WRITTEN PROBLEM :: Can you retype every record below exactly as written?

DATA FOR THIS EXERCISE ::
%%
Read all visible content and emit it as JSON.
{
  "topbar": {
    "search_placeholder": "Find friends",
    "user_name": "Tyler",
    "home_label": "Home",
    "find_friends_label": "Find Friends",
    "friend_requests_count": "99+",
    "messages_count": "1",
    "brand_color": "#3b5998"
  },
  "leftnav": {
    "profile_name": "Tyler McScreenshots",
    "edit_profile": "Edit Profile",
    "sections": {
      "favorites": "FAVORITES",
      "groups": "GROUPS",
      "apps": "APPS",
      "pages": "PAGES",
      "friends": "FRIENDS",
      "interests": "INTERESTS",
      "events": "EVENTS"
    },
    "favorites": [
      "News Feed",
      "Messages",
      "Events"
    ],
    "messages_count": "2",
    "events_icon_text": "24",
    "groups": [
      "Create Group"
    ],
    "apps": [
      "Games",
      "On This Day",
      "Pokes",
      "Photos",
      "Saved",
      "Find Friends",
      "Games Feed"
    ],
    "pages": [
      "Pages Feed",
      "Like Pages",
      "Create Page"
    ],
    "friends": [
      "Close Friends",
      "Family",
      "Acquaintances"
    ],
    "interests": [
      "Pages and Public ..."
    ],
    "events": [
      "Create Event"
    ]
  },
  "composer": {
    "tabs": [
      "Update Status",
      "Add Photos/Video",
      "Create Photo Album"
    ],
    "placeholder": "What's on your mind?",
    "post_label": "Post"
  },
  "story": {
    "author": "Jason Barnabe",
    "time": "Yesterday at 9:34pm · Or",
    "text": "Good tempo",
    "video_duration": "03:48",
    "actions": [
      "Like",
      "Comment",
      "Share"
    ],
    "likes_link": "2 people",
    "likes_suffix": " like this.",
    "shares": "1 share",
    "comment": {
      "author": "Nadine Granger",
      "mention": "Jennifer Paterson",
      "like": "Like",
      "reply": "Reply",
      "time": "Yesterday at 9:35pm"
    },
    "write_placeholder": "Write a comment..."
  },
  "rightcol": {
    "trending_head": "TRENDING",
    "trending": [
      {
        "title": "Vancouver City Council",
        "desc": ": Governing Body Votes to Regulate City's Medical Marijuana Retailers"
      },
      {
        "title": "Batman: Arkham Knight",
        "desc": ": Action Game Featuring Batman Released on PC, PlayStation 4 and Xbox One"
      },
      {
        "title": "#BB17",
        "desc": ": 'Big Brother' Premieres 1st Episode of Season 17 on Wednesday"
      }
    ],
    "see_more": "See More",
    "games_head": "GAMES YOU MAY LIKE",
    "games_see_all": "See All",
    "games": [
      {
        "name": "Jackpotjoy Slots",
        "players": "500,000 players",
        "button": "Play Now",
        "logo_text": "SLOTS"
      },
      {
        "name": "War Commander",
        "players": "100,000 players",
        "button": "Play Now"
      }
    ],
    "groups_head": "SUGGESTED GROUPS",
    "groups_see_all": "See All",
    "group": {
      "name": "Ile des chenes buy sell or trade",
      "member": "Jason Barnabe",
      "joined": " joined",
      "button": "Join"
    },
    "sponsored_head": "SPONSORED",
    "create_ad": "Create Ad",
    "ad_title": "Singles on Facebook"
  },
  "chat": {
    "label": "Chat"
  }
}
%%
EXERCISE SOLUTION ::
Read all visible content and emit it as JSON.
{
  "topbar": {
    "search_placeholder": "Find friends",
    "user_name": "Tyler",
    "home_label": "Home",
    "find_friends_label": "Find Friends",
    "friend_requests_count": "99+",
    "messages_count": "1",
    "brand_color": "#3b5998"
  },
  "leftnav": {
    "profile_name": "Tyler McScreenshots",
    "edit_profile": "Edit Profile",
    "sections": {
      "favorites": "FAVORITES",
      "groups": "GROUPS",
      "apps": "APPS",
      "pages": "PAGES",
      "friends": "FRIENDS",
      "interests": "INTERESTS",
      "events": "EVENTS"
    },
    "favorites": [
      "News Feed",
      "Messages",
      "Events"
    ],
    "messages_count": "2",
    "events_icon_text": "24",
    "groups": [
      "Create Group"
    ],
    "apps": [
      "Games",
      "On This Day",
      "Pokes",
      "Photos",
      "Saved",
      "Find Friends",
      "Games Feed"
    ],
    "pages": [
      "Pages Feed",
      "Like Pages",
      "Create Page"
    ],
    "friends": [
      "Close Friends",
      "Family",
      "Acquaintances"
    ],
    "interests": [
      "Pages and Public ..."
    ],
    "events": [
      "Create Event"
    ]
  },
  "composer": {
    "tabs": [
      "Update Status",
      "Add Photos/Video",
      "Create Photo Album"
    ],
    "placeholder": "What's on your mind?",
    "post_label": "Post"
  },
  "story": {
    "author": "Jason Barnabe",
    "time": "Yesterday at 9:34pm · Or",
    "text": "Good tempo",
    "video_duration": "03:48",
    "actions": [
      "Like",
      "Comment",
      "Share"
    ],
    "likes_link": "2 people",
    "likes_suffix": " like this.",
    "shares": "1 share",
    "comment": {
      "author": "Nadine Granger",
      "mention": "Jennifer Paterson",
      "like": "Like",
      "reply": "Reply",
      "time": "Yesterday at 9:35pm"
    },
    "write_placeholder": "Write a comment..."
  },
  "rightcol": {
    "trending_head": "TRENDING",
    "trending": [
      {
        "title": "Vancouver City Council",
        "desc": ": Governing Body Votes to Regulate City's Medical Marijuana Retailers"
      },
      {
        "title": "Batman: Arkham Knight",
        "desc": ": Action Game Featuring Batman Released on PC, PlayStation 4 and Xbox One"
      },
      {
        "title": "#BB17",
        "desc": ": 'Big Brother' Premieres 1st Episode of Season 17 on Wednesday"
      }
    ],
    "see_more": "See More",
    "games_head": "GAMES YOU MAY LIKE",
    "games_see_all": "See All",
    "games": [
      {
        "name": "Jackpotjoy Slots",
        "players": "500,000 players",
        "button": "Play Now",
        "logo_text": "SLOTS"
      },
      {
        "name": "War Commander",
        "players": "100,000 players",
        "button": "Play Now"
      }
    ],
    "groups_head": "SUGGESTED GROUPS",
    "groups_see_all": "See All",
    "group": {
      "name": "Ile des chenes buy sell or trade",
      "member": "Jason Barnabe",
      "joined": " joined",
      "button": "Join"
    },
    "sponsored_head": "SPONSORED",
    "create_ad": "Create Ad",
    "ad_title": "Singles on Facebook"
  },
  "chat": {
    "label": "Chat"
  }
}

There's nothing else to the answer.